### Exercise:
Tally up how many lines in the listing below contain the string "maxillary", and give only the total.

* Begin Given data *

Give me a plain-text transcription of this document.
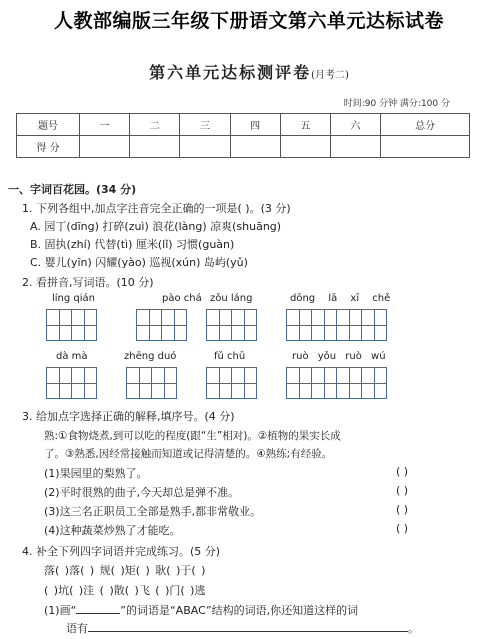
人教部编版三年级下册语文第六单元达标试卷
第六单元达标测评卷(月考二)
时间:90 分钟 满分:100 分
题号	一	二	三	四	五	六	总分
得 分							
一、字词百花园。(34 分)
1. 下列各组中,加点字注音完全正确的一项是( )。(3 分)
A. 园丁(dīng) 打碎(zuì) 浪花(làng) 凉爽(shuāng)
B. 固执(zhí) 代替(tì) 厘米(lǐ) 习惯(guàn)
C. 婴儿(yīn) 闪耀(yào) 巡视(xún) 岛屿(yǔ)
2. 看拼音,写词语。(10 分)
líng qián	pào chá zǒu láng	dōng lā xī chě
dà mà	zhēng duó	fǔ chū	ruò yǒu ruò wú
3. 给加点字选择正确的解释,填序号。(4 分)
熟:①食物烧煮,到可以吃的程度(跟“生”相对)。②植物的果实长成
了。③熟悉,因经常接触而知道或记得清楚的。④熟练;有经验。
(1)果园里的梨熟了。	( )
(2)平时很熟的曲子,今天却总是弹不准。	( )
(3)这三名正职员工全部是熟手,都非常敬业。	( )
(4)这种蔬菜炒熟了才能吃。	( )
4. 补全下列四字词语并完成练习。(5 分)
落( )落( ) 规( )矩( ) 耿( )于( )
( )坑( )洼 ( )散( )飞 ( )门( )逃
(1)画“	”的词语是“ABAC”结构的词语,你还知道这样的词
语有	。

* End Given data *
* Begin Given data *

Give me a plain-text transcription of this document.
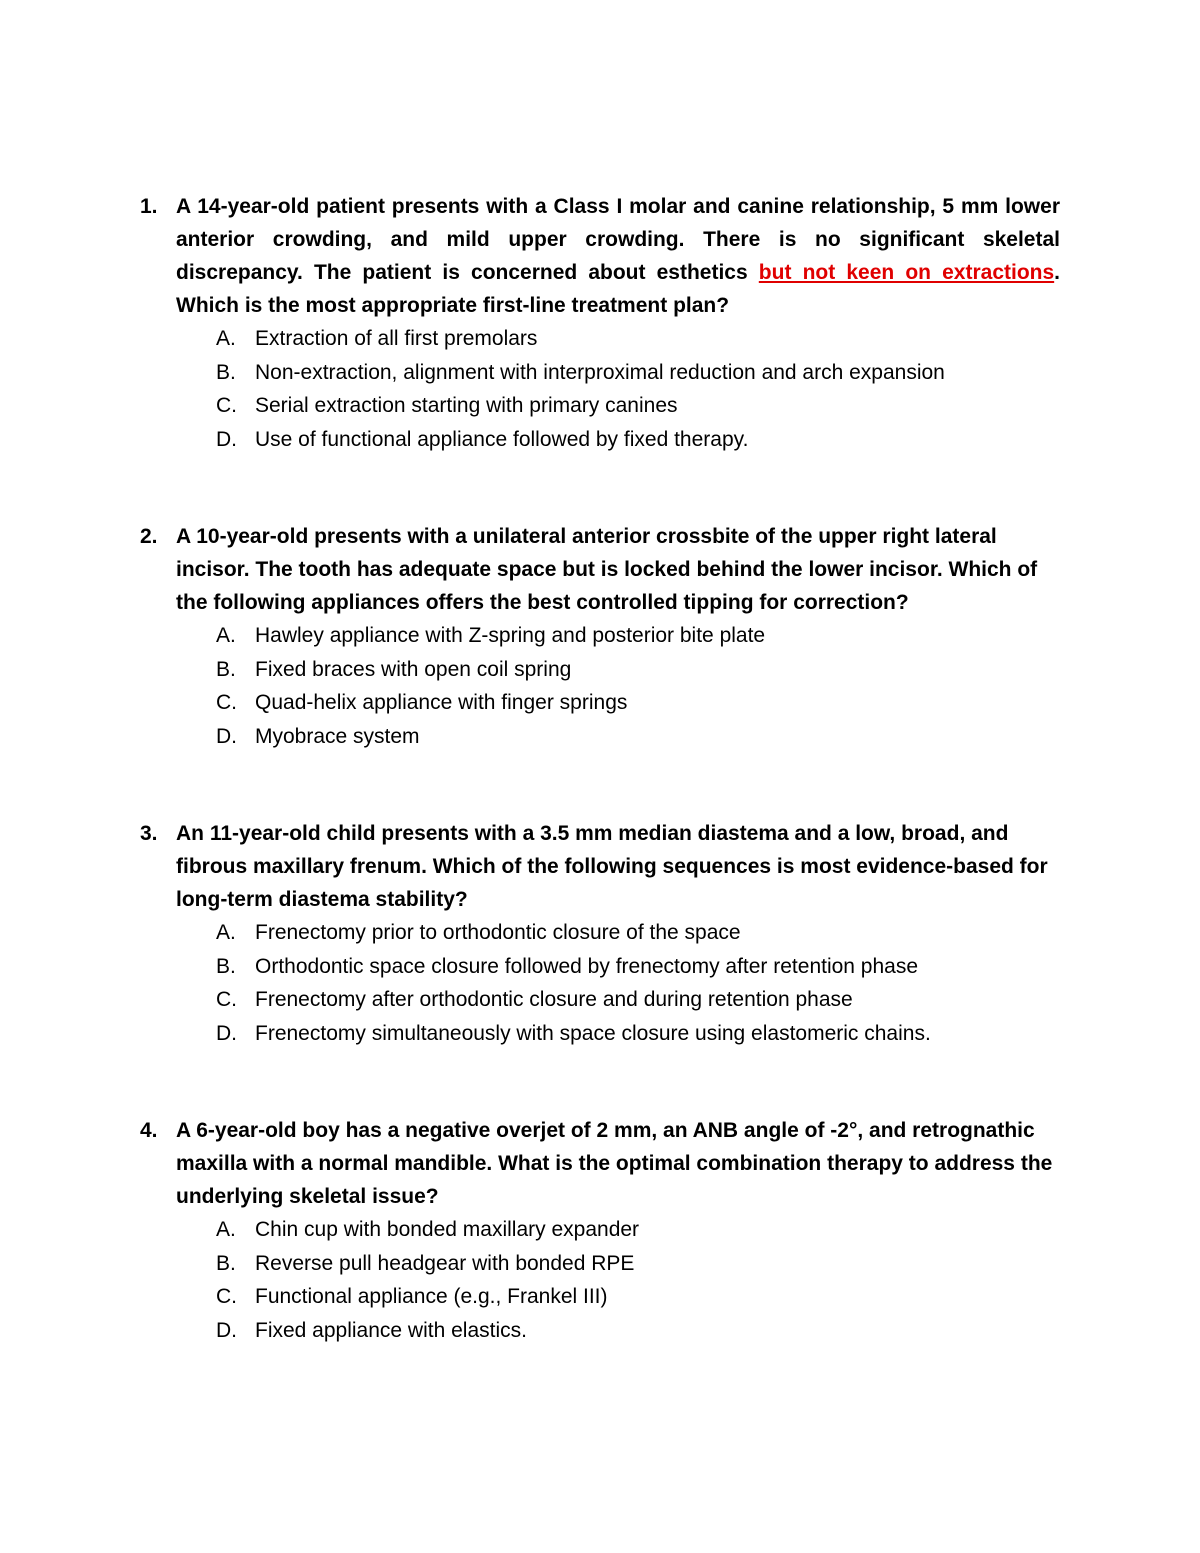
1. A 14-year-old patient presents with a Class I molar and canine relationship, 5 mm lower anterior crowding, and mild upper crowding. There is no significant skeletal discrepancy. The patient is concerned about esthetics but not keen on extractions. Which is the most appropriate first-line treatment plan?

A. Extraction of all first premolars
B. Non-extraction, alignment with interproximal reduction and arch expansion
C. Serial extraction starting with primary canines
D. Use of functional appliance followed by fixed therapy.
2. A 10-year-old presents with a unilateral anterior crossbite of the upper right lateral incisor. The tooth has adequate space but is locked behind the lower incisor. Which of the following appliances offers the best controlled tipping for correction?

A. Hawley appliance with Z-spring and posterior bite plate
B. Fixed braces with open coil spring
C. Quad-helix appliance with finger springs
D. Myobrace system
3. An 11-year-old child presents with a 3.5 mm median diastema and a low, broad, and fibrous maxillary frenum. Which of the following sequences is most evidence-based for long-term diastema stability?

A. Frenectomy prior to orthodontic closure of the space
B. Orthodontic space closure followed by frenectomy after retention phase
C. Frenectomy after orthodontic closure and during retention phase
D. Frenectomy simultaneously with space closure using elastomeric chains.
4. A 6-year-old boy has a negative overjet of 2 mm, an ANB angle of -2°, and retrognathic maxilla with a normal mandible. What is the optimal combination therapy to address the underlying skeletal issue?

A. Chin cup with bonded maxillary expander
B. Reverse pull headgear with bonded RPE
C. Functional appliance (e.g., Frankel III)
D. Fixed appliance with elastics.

* End Given data *

### Exercise result:
2